● WORK INSTRUCTIONS
Each record below should appear again exactly as written.

● INFORMATION SUPPLIED
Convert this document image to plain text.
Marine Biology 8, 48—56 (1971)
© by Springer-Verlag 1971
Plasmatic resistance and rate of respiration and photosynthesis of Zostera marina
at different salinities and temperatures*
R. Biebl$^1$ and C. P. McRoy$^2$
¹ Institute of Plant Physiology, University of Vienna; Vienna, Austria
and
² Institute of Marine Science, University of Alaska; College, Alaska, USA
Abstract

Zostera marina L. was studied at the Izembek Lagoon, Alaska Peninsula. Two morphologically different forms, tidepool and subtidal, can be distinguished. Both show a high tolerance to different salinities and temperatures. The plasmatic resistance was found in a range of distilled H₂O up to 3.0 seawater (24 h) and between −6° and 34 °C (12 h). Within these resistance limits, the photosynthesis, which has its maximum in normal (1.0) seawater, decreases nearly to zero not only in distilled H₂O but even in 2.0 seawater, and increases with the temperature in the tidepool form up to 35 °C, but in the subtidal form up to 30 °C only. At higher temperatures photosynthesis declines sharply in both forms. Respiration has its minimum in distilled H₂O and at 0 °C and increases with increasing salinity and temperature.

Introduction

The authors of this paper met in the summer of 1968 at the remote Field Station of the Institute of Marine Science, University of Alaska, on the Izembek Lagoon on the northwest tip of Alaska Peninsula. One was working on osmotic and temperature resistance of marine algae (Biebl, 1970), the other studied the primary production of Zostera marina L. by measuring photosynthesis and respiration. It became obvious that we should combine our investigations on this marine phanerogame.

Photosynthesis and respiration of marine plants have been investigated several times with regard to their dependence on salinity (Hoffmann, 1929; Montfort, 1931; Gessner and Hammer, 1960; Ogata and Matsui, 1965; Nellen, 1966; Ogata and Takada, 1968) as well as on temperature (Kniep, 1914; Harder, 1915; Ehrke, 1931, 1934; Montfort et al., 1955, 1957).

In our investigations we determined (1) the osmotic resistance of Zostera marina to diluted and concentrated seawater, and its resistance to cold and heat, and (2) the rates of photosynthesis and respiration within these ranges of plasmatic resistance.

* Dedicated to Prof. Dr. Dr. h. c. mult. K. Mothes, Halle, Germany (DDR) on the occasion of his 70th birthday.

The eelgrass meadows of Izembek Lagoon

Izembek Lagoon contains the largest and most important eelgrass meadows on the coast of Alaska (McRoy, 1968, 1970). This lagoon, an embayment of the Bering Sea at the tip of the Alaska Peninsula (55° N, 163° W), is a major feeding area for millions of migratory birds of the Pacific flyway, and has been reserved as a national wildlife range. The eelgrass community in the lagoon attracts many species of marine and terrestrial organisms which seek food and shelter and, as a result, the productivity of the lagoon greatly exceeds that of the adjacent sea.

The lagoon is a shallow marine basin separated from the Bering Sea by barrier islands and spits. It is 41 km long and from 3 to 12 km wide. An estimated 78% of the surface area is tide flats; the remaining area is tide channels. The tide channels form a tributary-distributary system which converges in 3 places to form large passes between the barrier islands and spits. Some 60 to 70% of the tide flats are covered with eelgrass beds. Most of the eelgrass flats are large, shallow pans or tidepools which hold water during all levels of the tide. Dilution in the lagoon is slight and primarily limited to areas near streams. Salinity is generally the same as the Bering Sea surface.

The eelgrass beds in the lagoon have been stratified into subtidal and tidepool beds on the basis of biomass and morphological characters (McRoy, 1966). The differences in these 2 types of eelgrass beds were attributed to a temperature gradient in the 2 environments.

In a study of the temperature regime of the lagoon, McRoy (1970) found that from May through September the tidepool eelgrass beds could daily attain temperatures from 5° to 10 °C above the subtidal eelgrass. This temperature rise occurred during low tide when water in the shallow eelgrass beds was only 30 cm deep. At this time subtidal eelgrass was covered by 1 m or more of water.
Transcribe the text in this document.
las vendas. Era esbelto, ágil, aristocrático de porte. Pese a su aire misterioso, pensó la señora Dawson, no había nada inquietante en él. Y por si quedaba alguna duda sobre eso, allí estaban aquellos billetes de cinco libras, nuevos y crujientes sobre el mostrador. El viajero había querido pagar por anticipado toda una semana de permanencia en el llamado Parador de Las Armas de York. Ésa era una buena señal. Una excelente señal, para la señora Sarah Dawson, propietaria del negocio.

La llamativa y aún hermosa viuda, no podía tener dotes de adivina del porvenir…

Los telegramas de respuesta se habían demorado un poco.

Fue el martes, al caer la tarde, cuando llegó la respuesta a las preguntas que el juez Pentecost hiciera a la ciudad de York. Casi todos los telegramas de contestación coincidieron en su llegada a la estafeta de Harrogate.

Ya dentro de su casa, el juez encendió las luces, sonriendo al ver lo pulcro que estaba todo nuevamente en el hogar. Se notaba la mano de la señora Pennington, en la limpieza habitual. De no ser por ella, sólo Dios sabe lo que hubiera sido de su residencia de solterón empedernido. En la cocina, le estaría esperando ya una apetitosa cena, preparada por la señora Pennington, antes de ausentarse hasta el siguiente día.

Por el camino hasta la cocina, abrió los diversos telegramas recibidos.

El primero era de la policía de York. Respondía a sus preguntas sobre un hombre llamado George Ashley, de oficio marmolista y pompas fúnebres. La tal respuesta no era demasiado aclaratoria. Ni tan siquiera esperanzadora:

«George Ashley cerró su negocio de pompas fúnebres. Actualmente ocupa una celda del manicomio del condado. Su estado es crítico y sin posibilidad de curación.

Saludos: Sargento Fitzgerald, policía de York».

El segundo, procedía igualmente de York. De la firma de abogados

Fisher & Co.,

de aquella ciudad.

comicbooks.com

● SOLUTION FOR THIS EXERCISE
Convert this document image to plain text.
Marine Biology 8, 48—56 (1971)
© by Springer-Verlag 1971
Plasmatic resistance and rate of respiration and photosynthesis of Zostera marina
at different salinities and temperatures*
R. Biebl$^1$ and C. P. McRoy$^2$
¹ Institute of Plant Physiology, University of Vienna; Vienna, Austria
and
² Institute of Marine Science, University of Alaska; College, Alaska, USA
Abstract

Zostera marina L. was studied at the Izembek Lagoon, Alaska Peninsula. Two morphologically different forms, tidepool and subtidal, can be distinguished. Both show a high tolerance to different salinities and temperatures. The plasmatic resistance was found in a range of distilled H₂O up to 3.0 seawater (24 h) and between −6° and 34 °C (12 h). Within these resistance limits, the photosynthesis, which has its maximum in normal (1.0) seawater, decreases nearly to zero not only in distilled H₂O but even in 2.0 seawater, and increases with the temperature in the tidepool form up to 35 °C, but in the subtidal form up to 30 °C only. At higher temperatures photosynthesis declines sharply in both forms. Respiration has its minimum in distilled H₂O and at 0 °C and increases with increasing salinity and temperature.

Introduction

The authors of this paper met in the summer of 1968 at the remote Field Station of the Institute of Marine Science, University of Alaska, on the Izembek Lagoon on the northwest tip of Alaska Peninsula. One was working on osmotic and temperature resistance of marine algae (Biebl, 1970), the other studied the primary production of Zostera marina L. by measuring photosynthesis and respiration. It became obvious that we should combine our investigations on this marine phanerogame.

Photosynthesis and respiration of marine plants have been investigated several times with regard to their dependence on salinity (Hoffmann, 1929; Montfort, 1931; Gessner and Hammer, 1960; Ogata and Matsui, 1965; Nellen, 1966; Ogata and Takada, 1968) as well as on temperature (Kniep, 1914; Harder, 1915; Ehrke, 1931, 1934; Montfort et al., 1955, 1957).

In our investigations we determined (1) the osmotic resistance of Zostera marina to diluted and concentrated seawater, and its resistance to cold and heat, and (2) the rates of photosynthesis and respiration within these ranges of plasmatic resistance.

* Dedicated to Prof. Dr. Dr. h. c. mult. K. Mothes, Halle, Germany (DDR) on the occasion of his 70th birthday.

The eelgrass meadows of Izembek Lagoon

Izembek Lagoon contains the largest and most important eelgrass meadows on the coast of Alaska (McRoy, 1968, 1970). This lagoon, an embayment of the Bering Sea at the tip of the Alaska Peninsula (55° N, 163° W), is a major feeding area for millions of migratory birds of the Pacific flyway, and has been reserved as a national wildlife range. The eelgrass community in the lagoon attracts many species of marine and terrestrial organisms which seek food and shelter and, as a result, the productivity of the lagoon greatly exceeds that of the adjacent sea.

The lagoon is a shallow marine basin separated from the Bering Sea by barrier islands and spits. It is 41 km long and from 3 to 12 km wide. An estimated 78% of the surface area is tide flats; the remaining area is tide channels. The tide channels form a tributary-distributary system which converges in 3 places to form large passes between the barrier islands and spits. Some 60 to 70% of the tide flats are covered with eelgrass beds. Most of the eelgrass flats are large, shallow pans or tidepools which hold water during all levels of the tide. Dilution in the lagoon is slight and primarily limited to areas near streams. Salinity is generally the same as the Bering Sea surface.

The eelgrass beds in the lagoon have been stratified into subtidal and tidepool beds on the basis of biomass and morphological characters (McRoy, 1966). The differences in these 2 types of eelgrass beds were attributed to a temperature gradient in the 2 environments.

In a study of the temperature regime of the lagoon, McRoy (1970) found that from May through September the tidepool eelgrass beds could daily attain temperatures from 5° to 10 °C above the subtidal eelgrass. This temperature rise occurred during low tide when water in the shallow eelgrass beds was only 30 cm deep. At this time subtidal eelgrass was covered by 1 m or more of water.
Transcribe the text in this document.
las vendas. Era esbelto, ágil, aristocrático de porte. Pese a su aire misterioso, pensó la señora Dawson, no había nada inquietante en él. Y por si quedaba alguna duda sobre eso, allí estaban aquellos billetes de cinco libras, nuevos y crujientes sobre el mostrador. El viajero había querido pagar por anticipado toda una semana de permanencia en el llamado Parador de Las Armas de York. Ésa era una buena señal. Una excelente señal, para la señora Sarah Dawson, propietaria del negocio.

La llamativa y aún hermosa viuda, no podía tener dotes de adivina del porvenir…

Los telegramas de respuesta se habían demorado un poco.

Fue el martes, al caer la tarde, cuando llegó la respuesta a las preguntas que el juez Pentecost hiciera a la ciudad de York. Casi todos los telegramas de contestación coincidieron en su llegada a la estafeta de Harrogate.

Ya dentro de su casa, el juez encendió las luces, sonriendo al ver lo pulcro que estaba todo nuevamente en el hogar. Se notaba la mano de la señora Pennington, en la limpieza habitual. De no ser por ella, sólo Dios sabe lo que hubiera sido de su residencia de solterón empedernido. En la cocina, le estaría esperando ya una apetitosa cena, preparada por la señora Pennington, antes de ausentarse hasta el siguiente día.

Por el camino hasta la cocina, abrió los diversos telegramas recibidos.

El primero era de la policía de York. Respondía a sus preguntas sobre un hombre llamado George Ashley, de oficio marmolista y pompas fúnebres. La tal respuesta no era demasiado aclaratoria. Ni tan siquiera esperanzadora:

«George Ashley cerró su negocio de pompas fúnebres. Actualmente ocupa una celda del manicomio del condado. Su estado es crítico y sin posibilidad de curación.

Saludos: Sargento Fitzgerald, policía de York».

El segundo, procedía igualmente de York. De la firma de abogados

Fisher & Co.,

de aquella ciudad.

comicbooks.com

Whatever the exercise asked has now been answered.